WHAT IS NEEDED:
Set down, unaltered, the stretch of the records from their first line through the line containing "copy-button[interactable]: 复制 xyxy=(50,8,87,26)", both ends included.

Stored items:
▶
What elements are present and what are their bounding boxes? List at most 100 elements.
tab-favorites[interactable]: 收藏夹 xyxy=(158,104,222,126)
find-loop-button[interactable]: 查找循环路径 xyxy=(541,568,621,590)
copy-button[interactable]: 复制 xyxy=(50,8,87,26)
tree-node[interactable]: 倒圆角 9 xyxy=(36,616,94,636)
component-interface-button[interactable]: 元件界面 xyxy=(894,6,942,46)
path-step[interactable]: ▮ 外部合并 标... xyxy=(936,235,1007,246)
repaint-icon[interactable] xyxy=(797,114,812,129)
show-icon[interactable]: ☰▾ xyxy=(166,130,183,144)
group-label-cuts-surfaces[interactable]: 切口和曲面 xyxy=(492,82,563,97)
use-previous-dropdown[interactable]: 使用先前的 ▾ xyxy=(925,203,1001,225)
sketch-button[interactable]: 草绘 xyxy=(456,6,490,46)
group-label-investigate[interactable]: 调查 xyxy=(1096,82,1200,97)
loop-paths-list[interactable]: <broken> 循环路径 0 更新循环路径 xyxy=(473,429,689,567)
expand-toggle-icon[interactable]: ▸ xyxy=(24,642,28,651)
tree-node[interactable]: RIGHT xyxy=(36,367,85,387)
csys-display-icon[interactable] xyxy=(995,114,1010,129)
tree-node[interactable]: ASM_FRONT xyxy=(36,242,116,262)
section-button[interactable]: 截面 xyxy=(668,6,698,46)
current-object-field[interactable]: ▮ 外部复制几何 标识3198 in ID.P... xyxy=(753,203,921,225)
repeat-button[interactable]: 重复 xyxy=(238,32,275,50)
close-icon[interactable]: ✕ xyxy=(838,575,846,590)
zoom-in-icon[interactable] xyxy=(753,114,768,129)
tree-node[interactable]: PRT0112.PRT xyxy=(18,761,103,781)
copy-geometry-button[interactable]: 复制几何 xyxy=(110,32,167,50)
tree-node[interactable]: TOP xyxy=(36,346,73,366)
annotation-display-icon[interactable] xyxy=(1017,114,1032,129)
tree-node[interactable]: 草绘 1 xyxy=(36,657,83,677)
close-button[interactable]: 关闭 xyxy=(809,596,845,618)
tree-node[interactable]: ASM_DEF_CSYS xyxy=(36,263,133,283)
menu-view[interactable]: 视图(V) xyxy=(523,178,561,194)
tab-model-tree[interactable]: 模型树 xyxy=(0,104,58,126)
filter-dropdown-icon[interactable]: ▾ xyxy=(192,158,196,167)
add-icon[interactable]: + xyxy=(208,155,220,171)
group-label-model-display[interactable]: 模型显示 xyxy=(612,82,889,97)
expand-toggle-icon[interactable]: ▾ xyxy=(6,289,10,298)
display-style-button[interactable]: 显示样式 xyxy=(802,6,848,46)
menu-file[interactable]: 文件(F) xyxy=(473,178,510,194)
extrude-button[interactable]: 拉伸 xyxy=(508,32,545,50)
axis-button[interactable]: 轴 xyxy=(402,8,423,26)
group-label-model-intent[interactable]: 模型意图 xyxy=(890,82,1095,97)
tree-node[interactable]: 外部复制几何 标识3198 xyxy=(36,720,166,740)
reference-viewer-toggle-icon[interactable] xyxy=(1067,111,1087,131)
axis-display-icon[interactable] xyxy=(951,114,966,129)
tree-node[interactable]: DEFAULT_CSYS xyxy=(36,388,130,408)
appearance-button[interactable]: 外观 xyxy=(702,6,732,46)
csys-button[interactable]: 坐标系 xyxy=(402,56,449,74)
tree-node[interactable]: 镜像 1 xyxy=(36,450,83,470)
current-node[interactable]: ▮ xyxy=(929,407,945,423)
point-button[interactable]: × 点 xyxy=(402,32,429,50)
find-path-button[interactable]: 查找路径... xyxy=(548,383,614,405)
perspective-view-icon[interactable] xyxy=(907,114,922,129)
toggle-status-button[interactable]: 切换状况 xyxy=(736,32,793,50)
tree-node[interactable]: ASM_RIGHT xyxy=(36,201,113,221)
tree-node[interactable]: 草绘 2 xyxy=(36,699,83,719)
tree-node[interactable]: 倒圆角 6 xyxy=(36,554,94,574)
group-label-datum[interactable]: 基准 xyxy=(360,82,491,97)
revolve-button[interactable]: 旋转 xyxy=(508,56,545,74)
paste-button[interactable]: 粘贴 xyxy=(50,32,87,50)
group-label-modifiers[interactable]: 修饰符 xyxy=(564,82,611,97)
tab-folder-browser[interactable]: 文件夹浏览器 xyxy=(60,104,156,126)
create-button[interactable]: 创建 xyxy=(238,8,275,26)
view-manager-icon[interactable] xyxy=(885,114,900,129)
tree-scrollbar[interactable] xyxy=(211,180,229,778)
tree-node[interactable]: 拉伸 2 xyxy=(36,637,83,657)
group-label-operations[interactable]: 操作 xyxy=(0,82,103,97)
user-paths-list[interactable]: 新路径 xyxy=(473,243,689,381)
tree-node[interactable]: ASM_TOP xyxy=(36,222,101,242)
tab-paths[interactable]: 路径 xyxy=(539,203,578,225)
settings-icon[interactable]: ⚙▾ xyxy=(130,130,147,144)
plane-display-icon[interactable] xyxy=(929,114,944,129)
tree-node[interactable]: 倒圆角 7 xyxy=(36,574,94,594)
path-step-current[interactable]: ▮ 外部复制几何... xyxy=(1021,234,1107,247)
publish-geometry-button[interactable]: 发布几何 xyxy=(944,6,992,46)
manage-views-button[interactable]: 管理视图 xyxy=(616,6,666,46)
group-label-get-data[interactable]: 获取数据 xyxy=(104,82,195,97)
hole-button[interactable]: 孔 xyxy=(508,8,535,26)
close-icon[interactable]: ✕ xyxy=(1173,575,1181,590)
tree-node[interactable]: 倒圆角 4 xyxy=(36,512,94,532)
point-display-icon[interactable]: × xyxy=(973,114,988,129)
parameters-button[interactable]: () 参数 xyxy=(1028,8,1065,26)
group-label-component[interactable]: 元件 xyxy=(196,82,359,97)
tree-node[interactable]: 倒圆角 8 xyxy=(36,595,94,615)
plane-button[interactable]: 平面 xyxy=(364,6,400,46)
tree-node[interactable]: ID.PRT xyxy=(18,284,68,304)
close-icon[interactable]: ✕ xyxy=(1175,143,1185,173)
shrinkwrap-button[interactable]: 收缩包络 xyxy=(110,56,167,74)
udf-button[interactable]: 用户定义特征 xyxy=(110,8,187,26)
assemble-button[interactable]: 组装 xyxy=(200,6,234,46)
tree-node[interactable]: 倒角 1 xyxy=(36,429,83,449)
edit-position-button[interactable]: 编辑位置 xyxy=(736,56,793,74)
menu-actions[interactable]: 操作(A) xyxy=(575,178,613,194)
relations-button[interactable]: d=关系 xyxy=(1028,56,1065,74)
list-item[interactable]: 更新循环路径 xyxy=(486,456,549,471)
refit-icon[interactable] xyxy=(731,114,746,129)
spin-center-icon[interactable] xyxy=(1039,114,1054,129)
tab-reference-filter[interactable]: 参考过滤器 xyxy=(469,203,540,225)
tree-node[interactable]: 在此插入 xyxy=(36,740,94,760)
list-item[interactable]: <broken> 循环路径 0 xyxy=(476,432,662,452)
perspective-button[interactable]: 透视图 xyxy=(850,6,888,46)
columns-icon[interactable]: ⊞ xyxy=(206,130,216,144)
◀
FINAL ANSWER:
What elements are present and what are their bounding boxes? List at most 100 elements.
tab-favorites[interactable]: 收藏夹 xyxy=(158,104,222,126)
find-loop-button[interactable]: 查找循环路径 xyxy=(541,568,621,590)
copy-button[interactable]: 复制 xyxy=(50,8,87,26)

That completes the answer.